**Stated problem**
Copy all of the material exactly. Pictures are not to appear in the copy.

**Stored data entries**
.....

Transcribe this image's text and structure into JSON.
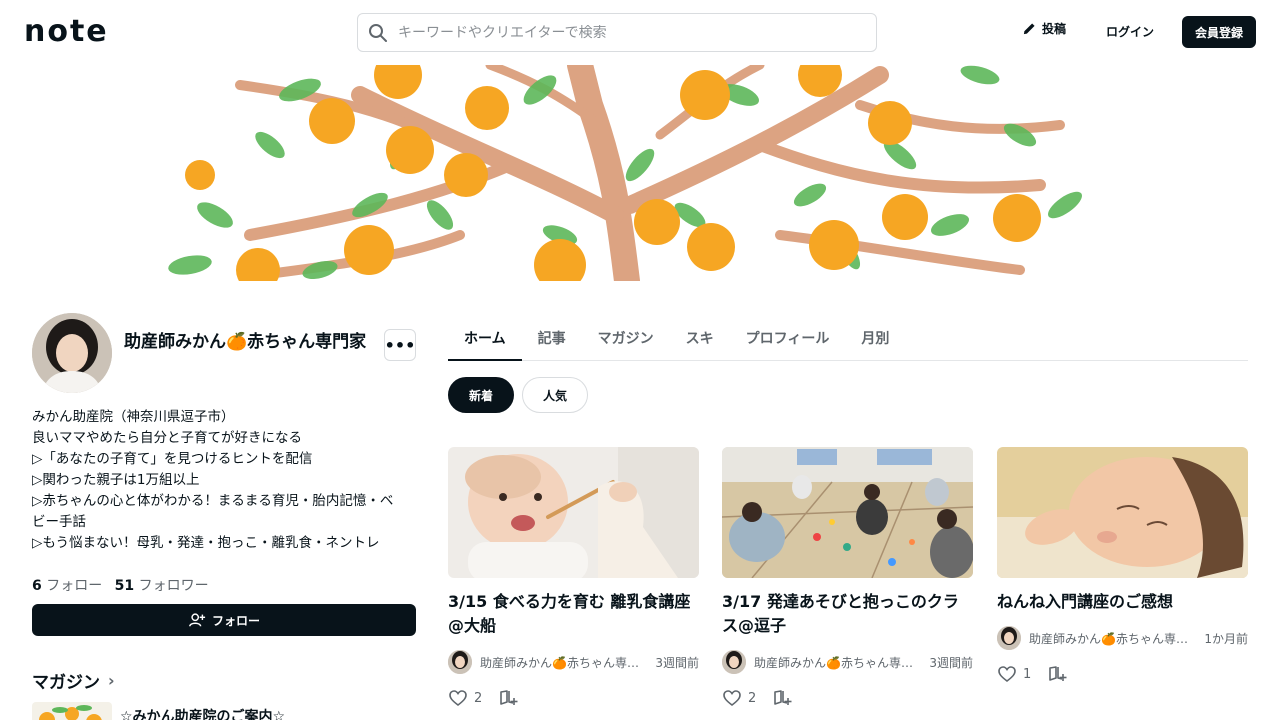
{
  "header": {
    "logo": "note",
    "search_placeholder": "キーワードやクリエイターで検索",
    "post_label": "投稿",
    "login_label": "ログイン",
    "signup_label": "会員登録"
  },
  "profile": {
    "name": "助産師みかん🍊赤ちゃん専門家",
    "more_label": "•••",
    "bio": [
      "みかん助産院（神奈川県逗子市）",
      "良いママやめたら自分と子育てが好きになる",
      "▷「あなたの子育て」を見つけるヒントを配信",
      "▷関わった親子は1万組以上",
      "▷赤ちゃんの心と体がわかる！まるまる育児・胎内記憶・ベ",
      "ビー手話",
      "▷もう悩まない！母乳・発達・抱っこ・離乳食・ネントレ"
    ],
    "following_count": "6",
    "following_label": "フォロー",
    "follower_count": "51",
    "follower_label": "フォロワー",
    "follow_button": "フォロー",
    "magazine_heading": "マガジン",
    "magazine_item_title": "☆みかん助産院のご案内☆"
  },
  "tabs": [
    "ホーム",
    "記事",
    "マガジン",
    "スキ",
    "プロフィール",
    "月別"
  ],
  "active_tab": "ホーム",
  "sort_chips": [
    "新着",
    "人気"
  ],
  "cards": [
    {
      "title": "3/15 食べる力を育む 離乳食講座@大船",
      "author": "助産師みかん🍊赤ちゃん専門家",
      "time": "3週間前",
      "likes": "2",
      "image_icon": "baby-eating-photo"
    },
    {
      "title": "3/17 発達あそびと抱っこのクラス@逗子",
      "author": "助産師みかん🍊赤ちゃん専門家",
      "time": "3週間前",
      "likes": "2",
      "image_icon": "class-room-photo"
    },
    {
      "title": "ねんね入門講座のご感想",
      "author": "助産師みかん🍊赤ちゃん専門家",
      "time": "1か月前",
      "likes": "1",
      "image_icon": "sleeping-baby-photo"
    }
  ],
  "colors": {
    "primary": "#08131a",
    "muted": "#5f666c",
    "border": "#d9dcdf",
    "orange": "#f6a623",
    "leaf": "#4aaa4a",
    "branch": "#d9a07a"
  }
}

.....

**Written solution**
Transcribe this image's text and structure into JSON.
{
  "header": {
    "logo": "note",
    "search_placeholder": "キーワードやクリエイターで検索",
    "post_label": "投稿",
    "login_label": "ログイン",
    "signup_label": "会員登録"
  },
  "profile": {
    "name": "助産師みかん🍊赤ちゃん専門家",
    "more_label": "•••",
    "bio": [
      "みかん助産院（神奈川県逗子市）",
      "良いママやめたら自分と子育てが好きになる",
      "▷「あなたの子育て」を見つけるヒントを配信",
      "▷関わった親子は1万組以上",
      "▷赤ちゃんの心と体がわかる！まるまる育児・胎内記憶・ベ",
      "ビー手話",
      "▷もう悩まない！母乳・発達・抱っこ・離乳食・ネントレ"
    ],
    "following_count": "6",
    "following_label": "フォロー",
    "follower_count": "51",
    "follower_label": "フォロワー",
    "follow_button": "フォロー",
    "magazine_heading": "マガジン",
    "magazine_item_title": "☆みかん助産院のご案内☆"
  },
  "tabs": [
    "ホーム",
    "記事",
    "マガジン",
    "スキ",
    "プロフィール",
    "月別"
  ],
  "active_tab": "ホーム",
  "sort_chips": [
    "新着",
    "人気"
  ],
  "cards": [
    {
      "title": "3/15 食べる力を育む 離乳食講座@大船",
      "author": "助産師みかん🍊赤ちゃん専門家",
      "time": "3週間前",
      "likes": "2",
      "image_icon": "baby-eating-photo"
    },
    {
      "title": "3/17 発達あそびと抱っこのクラス@逗子",
      "author": "助産師みかん🍊赤ちゃん専門家",
      "time": "3週間前",
      "likes": "2",
      "image_icon": "class-room-photo"
    },
    {
      "title": "ねんね入門講座のご感想",
      "author": "助産師みかん🍊赤ちゃん専門家",
      "time": "1か月前",
      "likes": "1",
      "image_icon": "sleeping-baby-photo"
    }
  ],
  "colors": {
    "primary": "#08131a",
    "muted": "#5f666c",
    "border": "#d9dcdf",
    "orange": "#f6a623",
    "leaf": "#4aaa4a",
    "branch": "#d9a07a"
  }
}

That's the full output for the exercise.